REQUIRED TASK :: Only a number is wanted: how many lines of the entries include the string "radio"?

[Data listing]
◆ ◆ ◆ ◆ ◆
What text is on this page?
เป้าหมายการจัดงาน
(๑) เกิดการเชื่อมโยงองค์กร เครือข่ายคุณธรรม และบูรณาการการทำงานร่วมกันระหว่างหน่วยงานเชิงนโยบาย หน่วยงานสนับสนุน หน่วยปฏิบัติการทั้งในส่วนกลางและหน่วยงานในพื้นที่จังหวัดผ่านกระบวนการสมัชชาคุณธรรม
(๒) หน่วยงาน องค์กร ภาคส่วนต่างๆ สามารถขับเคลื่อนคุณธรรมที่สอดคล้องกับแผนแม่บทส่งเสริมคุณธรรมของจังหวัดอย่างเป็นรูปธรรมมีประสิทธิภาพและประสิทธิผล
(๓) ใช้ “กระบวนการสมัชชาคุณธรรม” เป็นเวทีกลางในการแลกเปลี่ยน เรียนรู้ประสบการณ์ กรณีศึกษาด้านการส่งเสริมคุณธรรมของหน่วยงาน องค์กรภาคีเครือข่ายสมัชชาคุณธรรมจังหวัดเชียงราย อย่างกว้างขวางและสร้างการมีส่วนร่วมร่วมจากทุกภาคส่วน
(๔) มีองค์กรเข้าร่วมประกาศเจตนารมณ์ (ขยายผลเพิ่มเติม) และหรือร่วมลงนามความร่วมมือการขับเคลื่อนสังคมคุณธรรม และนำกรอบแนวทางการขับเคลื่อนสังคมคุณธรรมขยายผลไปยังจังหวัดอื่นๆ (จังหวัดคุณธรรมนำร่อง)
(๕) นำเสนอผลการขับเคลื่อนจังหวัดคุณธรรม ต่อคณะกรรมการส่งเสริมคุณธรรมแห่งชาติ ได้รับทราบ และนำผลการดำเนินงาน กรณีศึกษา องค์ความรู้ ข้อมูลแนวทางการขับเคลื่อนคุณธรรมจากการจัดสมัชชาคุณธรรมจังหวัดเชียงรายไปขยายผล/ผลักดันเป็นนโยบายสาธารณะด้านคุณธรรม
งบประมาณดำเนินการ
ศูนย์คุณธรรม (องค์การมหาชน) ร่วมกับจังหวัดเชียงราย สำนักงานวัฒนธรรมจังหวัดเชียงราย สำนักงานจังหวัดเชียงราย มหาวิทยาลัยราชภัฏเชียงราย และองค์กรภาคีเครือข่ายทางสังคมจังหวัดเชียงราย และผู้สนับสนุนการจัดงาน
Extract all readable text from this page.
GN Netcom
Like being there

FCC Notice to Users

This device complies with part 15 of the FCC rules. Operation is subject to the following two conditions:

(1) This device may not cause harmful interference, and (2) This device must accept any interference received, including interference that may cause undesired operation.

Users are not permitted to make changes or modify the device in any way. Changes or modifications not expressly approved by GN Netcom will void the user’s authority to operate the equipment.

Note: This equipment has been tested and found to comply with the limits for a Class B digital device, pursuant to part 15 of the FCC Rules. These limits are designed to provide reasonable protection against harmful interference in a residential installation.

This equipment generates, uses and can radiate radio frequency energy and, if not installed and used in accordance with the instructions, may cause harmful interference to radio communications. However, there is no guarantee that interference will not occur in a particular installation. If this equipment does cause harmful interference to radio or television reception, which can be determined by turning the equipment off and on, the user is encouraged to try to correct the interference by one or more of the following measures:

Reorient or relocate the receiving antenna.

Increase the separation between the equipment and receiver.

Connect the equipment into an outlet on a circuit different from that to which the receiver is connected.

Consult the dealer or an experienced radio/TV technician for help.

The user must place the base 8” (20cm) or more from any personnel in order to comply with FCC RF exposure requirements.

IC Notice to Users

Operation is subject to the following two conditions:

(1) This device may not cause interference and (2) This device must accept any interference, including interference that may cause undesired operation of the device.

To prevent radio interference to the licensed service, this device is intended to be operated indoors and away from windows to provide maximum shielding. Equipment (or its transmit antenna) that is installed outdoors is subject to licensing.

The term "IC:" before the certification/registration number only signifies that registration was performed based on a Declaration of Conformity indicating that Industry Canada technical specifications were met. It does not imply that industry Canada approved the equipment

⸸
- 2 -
◆ ◆ ◆ ◆ ◆
REPLY :: 3